Written problem: Lift every line from the entries that includes the word "equation".

** Start of Record list **

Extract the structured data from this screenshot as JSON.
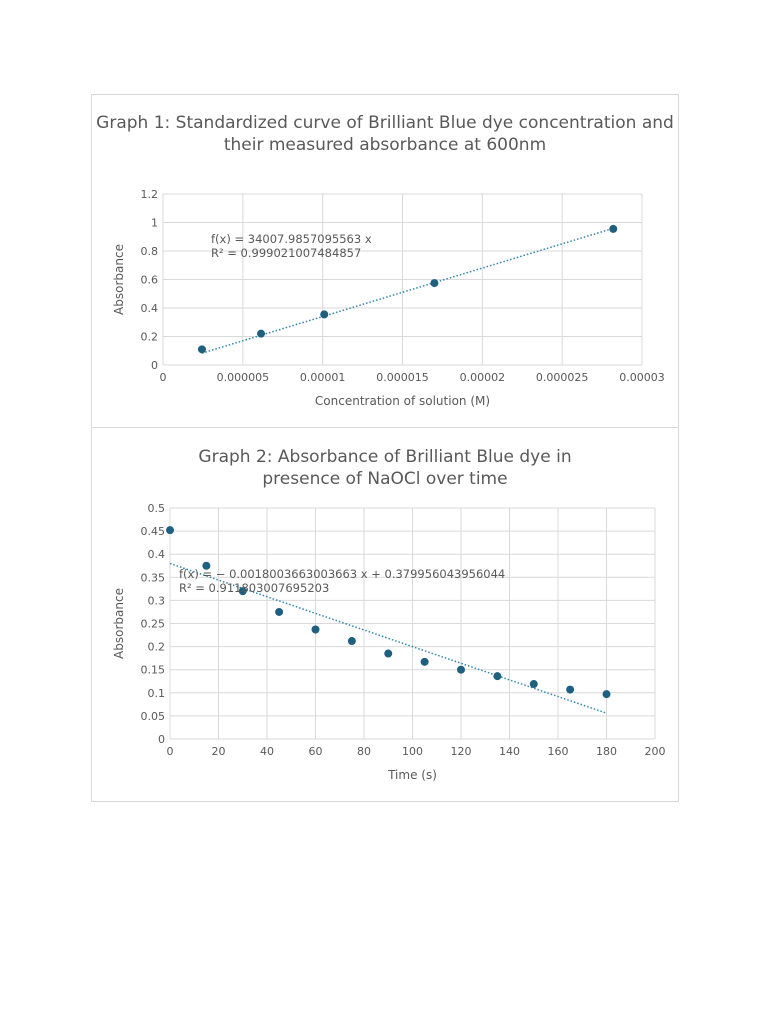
{
  "chart_data": [
    {
      "type": "scatter",
      "title": "Graph 1: Standardized curve of Brilliant Blue dye concentration and their measured absorbance at 600nm",
      "xlabel": "Concentration of solution (M)",
      "ylabel": "Absorbance",
      "xlim": [
        0,
        3e-05
      ],
      "ylim": [
        0,
        1.2
      ],
      "xticks": [
        "0",
        "0.000005",
        "0.00001",
        "0.000015",
        "0.00002",
        "0.000025",
        "0.00003"
      ],
      "yticks": [
        "0",
        "0.2",
        "0.4",
        "0.6",
        "0.8",
        "1",
        "1.2"
      ],
      "grid": true,
      "x": [
        2.44e-06,
        6.14e-06,
        1.01e-05,
        1.7e-05,
        2.82e-05
      ],
      "y": [
        0.11,
        0.22,
        0.355,
        0.575,
        0.955
      ],
      "trendline": {
        "slope": 34007.9857095563,
        "intercept": 0,
        "equation": "f(x) = 34007.9857095563 x",
        "r2": "R² = 0.999021007484857"
      },
      "marker_color": "#1f5f7f",
      "trend_color": "#2e86ab"
    },
    {
      "type": "scatter",
      "title": "Graph 2: Absorbance of Brilliant Blue dye in presence of NaOCl over time",
      "xlabel": "Time (s)",
      "ylabel": "Absorbance",
      "xlim": [
        0,
        200
      ],
      "ylim": [
        0,
        0.5
      ],
      "xticks": [
        "0",
        "20",
        "40",
        "60",
        "80",
        "100",
        "120",
        "140",
        "160",
        "180",
        "200"
      ],
      "yticks": [
        "0",
        "0.05",
        "0.1",
        "0.15",
        "0.2",
        "0.25",
        "0.3",
        "0.35",
        "0.4",
        "0.45",
        "0.5"
      ],
      "grid": true,
      "x": [
        0,
        15,
        30,
        45,
        60,
        75,
        90,
        105,
        120,
        135,
        150,
        165,
        180
      ],
      "y": [
        0.452,
        0.375,
        0.32,
        0.275,
        0.237,
        0.212,
        0.185,
        0.167,
        0.15,
        0.136,
        0.119,
        0.107,
        0.097
      ],
      "trendline": {
        "slope": -0.0018003663003663,
        "intercept": 0.379956043956044,
        "equation": "f(x) = − 0.0018003663003663 x + 0.379956043956044",
        "r2": "R² = 0.911803007695203"
      },
      "marker_color": "#1f5f7f",
      "trend_color": "#2e86ab"
    }
  ]
}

** End of Record list **

Finished answer:
        "equation": "f(x) = 34007.9857095563 x",
        "equation": "f(x) = − 0.0018003663003663 x + 0.379956043956044",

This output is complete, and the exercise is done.